** Start SUPPLIED DATA **
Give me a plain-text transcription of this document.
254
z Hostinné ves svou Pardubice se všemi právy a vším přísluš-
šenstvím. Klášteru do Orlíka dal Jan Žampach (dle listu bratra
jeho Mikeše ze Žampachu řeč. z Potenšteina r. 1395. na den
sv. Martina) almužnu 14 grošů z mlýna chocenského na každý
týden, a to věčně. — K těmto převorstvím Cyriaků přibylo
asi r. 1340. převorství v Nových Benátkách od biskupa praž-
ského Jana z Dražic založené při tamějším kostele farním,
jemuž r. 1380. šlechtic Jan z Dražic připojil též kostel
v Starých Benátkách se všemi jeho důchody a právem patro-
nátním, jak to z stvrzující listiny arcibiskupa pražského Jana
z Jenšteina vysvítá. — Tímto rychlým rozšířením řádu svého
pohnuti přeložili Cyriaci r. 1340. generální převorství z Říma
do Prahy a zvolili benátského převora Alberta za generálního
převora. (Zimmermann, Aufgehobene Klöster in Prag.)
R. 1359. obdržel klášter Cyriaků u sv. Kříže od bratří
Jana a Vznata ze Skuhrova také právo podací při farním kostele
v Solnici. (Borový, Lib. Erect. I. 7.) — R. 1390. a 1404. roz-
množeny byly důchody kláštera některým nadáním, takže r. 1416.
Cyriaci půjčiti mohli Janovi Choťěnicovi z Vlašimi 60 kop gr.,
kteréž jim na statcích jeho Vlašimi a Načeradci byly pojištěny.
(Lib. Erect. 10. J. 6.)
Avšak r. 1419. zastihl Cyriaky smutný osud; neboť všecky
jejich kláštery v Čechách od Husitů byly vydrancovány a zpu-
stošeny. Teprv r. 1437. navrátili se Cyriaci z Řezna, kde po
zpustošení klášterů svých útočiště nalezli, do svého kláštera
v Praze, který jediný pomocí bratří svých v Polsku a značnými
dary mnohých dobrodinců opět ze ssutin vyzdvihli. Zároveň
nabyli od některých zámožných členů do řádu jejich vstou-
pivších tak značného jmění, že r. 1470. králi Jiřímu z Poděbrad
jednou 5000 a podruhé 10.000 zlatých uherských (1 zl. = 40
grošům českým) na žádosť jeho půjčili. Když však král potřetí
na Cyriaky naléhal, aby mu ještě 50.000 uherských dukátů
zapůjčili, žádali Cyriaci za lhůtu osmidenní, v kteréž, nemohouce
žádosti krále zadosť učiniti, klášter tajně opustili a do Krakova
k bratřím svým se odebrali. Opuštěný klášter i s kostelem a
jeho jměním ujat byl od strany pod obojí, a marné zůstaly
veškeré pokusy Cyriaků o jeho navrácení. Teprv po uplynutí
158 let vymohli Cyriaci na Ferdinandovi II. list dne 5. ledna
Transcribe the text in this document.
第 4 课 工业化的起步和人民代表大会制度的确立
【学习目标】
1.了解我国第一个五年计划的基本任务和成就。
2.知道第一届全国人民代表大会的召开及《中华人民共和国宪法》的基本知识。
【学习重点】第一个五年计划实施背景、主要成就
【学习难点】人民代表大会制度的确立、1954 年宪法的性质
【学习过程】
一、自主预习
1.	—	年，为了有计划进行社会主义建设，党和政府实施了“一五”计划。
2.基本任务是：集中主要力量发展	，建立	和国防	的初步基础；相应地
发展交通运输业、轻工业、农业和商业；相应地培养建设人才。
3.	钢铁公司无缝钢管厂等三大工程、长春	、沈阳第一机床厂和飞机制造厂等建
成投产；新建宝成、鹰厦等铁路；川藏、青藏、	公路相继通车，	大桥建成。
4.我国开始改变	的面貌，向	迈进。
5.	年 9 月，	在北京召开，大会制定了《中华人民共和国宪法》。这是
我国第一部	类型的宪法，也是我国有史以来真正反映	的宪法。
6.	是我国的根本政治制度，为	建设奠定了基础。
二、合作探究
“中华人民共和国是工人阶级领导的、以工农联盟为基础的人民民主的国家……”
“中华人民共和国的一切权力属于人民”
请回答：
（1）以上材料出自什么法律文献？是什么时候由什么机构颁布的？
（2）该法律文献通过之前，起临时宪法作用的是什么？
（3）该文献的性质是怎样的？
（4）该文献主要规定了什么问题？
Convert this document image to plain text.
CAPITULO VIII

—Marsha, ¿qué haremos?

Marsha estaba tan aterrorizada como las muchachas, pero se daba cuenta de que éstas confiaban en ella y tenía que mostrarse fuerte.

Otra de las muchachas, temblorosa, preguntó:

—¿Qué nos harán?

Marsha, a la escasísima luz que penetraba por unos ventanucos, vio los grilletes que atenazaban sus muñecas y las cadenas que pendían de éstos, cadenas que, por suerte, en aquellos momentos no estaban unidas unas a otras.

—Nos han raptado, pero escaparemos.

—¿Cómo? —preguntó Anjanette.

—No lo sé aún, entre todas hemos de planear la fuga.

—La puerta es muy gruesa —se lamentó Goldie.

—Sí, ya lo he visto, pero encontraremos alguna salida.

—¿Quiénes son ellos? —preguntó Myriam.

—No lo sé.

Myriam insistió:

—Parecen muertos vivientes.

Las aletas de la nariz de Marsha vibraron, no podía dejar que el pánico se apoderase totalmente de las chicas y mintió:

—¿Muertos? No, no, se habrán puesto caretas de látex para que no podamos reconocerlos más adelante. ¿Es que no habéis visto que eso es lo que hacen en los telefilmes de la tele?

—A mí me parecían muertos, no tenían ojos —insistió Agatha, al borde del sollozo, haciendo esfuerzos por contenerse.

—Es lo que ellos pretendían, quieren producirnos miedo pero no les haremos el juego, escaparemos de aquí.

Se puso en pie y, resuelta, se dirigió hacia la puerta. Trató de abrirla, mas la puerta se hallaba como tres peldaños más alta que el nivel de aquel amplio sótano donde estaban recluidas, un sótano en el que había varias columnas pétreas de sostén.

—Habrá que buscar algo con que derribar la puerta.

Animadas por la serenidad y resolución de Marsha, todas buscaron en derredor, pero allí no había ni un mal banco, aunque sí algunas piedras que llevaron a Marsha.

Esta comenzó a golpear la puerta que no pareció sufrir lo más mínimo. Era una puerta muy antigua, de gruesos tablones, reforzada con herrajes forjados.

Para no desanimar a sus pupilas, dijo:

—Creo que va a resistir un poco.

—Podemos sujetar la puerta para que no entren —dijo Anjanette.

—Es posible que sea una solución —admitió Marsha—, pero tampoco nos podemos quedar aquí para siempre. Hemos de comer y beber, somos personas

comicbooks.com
** End SUPPLIED DATA **
Restate the listing above word for word.

— RESULT OF THIS EXERCISE —
Give me a plain-text transcription of this document.
254
z Hostinné ves svou Pardubice se všemi právy a vším přísluš-
šenstvím. Klášteru do Orlíka dal Jan Žampach (dle listu bratra
jeho Mikeše ze Žampachu řeč. z Potenšteina r. 1395. na den
sv. Martina) almužnu 14 grošů z mlýna chocenského na každý
týden, a to věčně. — K těmto převorstvím Cyriaků přibylo
asi r. 1340. převorství v Nových Benátkách od biskupa praž-
ského Jana z Dražic založené při tamějším kostele farním,
jemuž r. 1380. šlechtic Jan z Dražic připojil též kostel
v Starých Benátkách se všemi jeho důchody a právem patro-
nátním, jak to z stvrzující listiny arcibiskupa pražského Jana
z Jenšteina vysvítá. — Tímto rychlým rozšířením řádu svého
pohnuti přeložili Cyriaci r. 1340. generální převorství z Říma
do Prahy a zvolili benátského převora Alberta za generálního
převora. (Zimmermann, Aufgehobene Klöster in Prag.)
R. 1359. obdržel klášter Cyriaků u sv. Kříže od bratří
Jana a Vznata ze Skuhrova také právo podací při farním kostele
v Solnici. (Borový, Lib. Erect. I. 7.) — R. 1390. a 1404. roz-
množeny byly důchody kláštera některým nadáním, takže r. 1416.
Cyriaci půjčiti mohli Janovi Choťěnicovi z Vlašimi 60 kop gr.,
kteréž jim na statcích jeho Vlašimi a Načeradci byly pojištěny.
(Lib. Erect. 10. J. 6.)
Avšak r. 1419. zastihl Cyriaky smutný osud; neboť všecky
jejich kláštery v Čechách od Husitů byly vydrancovány a zpu-
stošeny. Teprv r. 1437. navrátili se Cyriaci z Řezna, kde po
zpustošení klášterů svých útočiště nalezli, do svého kláštera
v Praze, který jediný pomocí bratří svých v Polsku a značnými
dary mnohých dobrodinců opět ze ssutin vyzdvihli. Zároveň
nabyli od některých zámožných členů do řádu jejich vstou-
pivších tak značného jmění, že r. 1470. králi Jiřímu z Poděbrad
jednou 5000 a podruhé 10.000 zlatých uherských (1 zl. = 40
grošům českým) na žádosť jeho půjčili. Když však král potřetí
na Cyriaky naléhal, aby mu ještě 50.000 uherských dukátů
zapůjčili, žádali Cyriaci za lhůtu osmidenní, v kteréž, nemohouce
žádosti krále zadosť učiniti, klášter tajně opustili a do Krakova
k bratřím svým se odebrali. Opuštěný klášter i s kostelem a
jeho jměním ujat byl od strany pod obojí, a marné zůstaly
veškeré pokusy Cyriaků o jeho navrácení. Teprv po uplynutí
158 let vymohli Cyriaci na Ferdinandovi II. list dne 5. ledna
Transcribe the text in this document.
第 4 课 工业化的起步和人民代表大会制度的确立
【学习目标】
1.了解我国第一个五年计划的基本任务和成就。
2.知道第一届全国人民代表大会的召开及《中华人民共和国宪法》的基本知识。
【学习重点】第一个五年计划实施背景、主要成就
【学习难点】人民代表大会制度的确立、1954 年宪法的性质
【学习过程】
一、自主预习
1.	—	年，为了有计划进行社会主义建设，党和政府实施了“一五”计划。
2.基本任务是：集中主要力量发展	，建立	和国防	的初步基础；相应地
发展交通运输业、轻工业、农业和商业；相应地培养建设人才。
3.	钢铁公司无缝钢管厂等三大工程、长春	、沈阳第一机床厂和飞机制造厂等建
成投产；新建宝成、鹰厦等铁路；川藏、青藏、	公路相继通车，	大桥建成。
4.我国开始改变	的面貌，向	迈进。
5.	年 9 月，	在北京召开，大会制定了《中华人民共和国宪法》。这是
我国第一部	类型的宪法，也是我国有史以来真正反映	的宪法。
6.	是我国的根本政治制度，为	建设奠定了基础。
二、合作探究
“中华人民共和国是工人阶级领导的、以工农联盟为基础的人民民主的国家……”
“中华人民共和国的一切权力属于人民”
请回答：
（1）以上材料出自什么法律文献？是什么时候由什么机构颁布的？
（2）该法律文献通过之前，起临时宪法作用的是什么？
（3）该文献的性质是怎样的？
（4）该文献主要规定了什么问题？
Convert this document image to plain text.
CAPITULO VIII

—Marsha, ¿qué haremos?

Marsha estaba tan aterrorizada como las muchachas, pero se daba cuenta de que éstas confiaban en ella y tenía que mostrarse fuerte.

Otra de las muchachas, temblorosa, preguntó:

—¿Qué nos harán?

Marsha, a la escasísima luz que penetraba por unos ventanucos, vio los grilletes que atenazaban sus muñecas y las cadenas que pendían de éstos, cadenas que, por suerte, en aquellos momentos no estaban unidas unas a otras.

—Nos han raptado, pero escaparemos.

—¿Cómo? —preguntó Anjanette.

—No lo sé aún, entre todas hemos de planear la fuga.

—La puerta es muy gruesa —se lamentó Goldie.

—Sí, ya lo he visto, pero encontraremos alguna salida.

—¿Quiénes son ellos? —preguntó Myriam.

—No lo sé.

Myriam insistió:

—Parecen muertos vivientes.

Las aletas de la nariz de Marsha vibraron, no podía dejar que el pánico se apoderase totalmente de las chicas y mintió:

—¿Muertos? No, no, se habrán puesto caretas de látex para que no podamos reconocerlos más adelante. ¿Es que no habéis visto que eso es lo que hacen en los telefilmes de la tele?

—A mí me parecían muertos, no tenían ojos —insistió Agatha, al borde del sollozo, haciendo esfuerzos por contenerse.

—Es lo que ellos pretendían, quieren producirnos miedo pero no les haremos el juego, escaparemos de aquí.

Se puso en pie y, resuelta, se dirigió hacia la puerta. Trató de abrirla, mas la puerta se hallaba como tres peldaños más alta que el nivel de aquel amplio sótano donde estaban recluidas, un sótano en el que había varias columnas pétreas de sostén.

—Habrá que buscar algo con que derribar la puerta.

Animadas por la serenidad y resolución de Marsha, todas buscaron en derredor, pero allí no había ni un mal banco, aunque sí algunas piedras que llevaron a Marsha.

Esta comenzó a golpear la puerta que no pareció sufrir lo más mínimo. Era una puerta muy antigua, de gruesos tablones, reforzada con herrajes forjados.

Para no desanimar a sus pupilas, dijo:

—Creo que va a resistir un poco.

—Podemos sujetar la puerta para que no entren —dijo Anjanette.

—Es posible que sea una solución —admitió Marsha—, pero tampoco nos podemos quedar aquí para siempre. Hemos de comer y beber, somos personas

comicbooks.com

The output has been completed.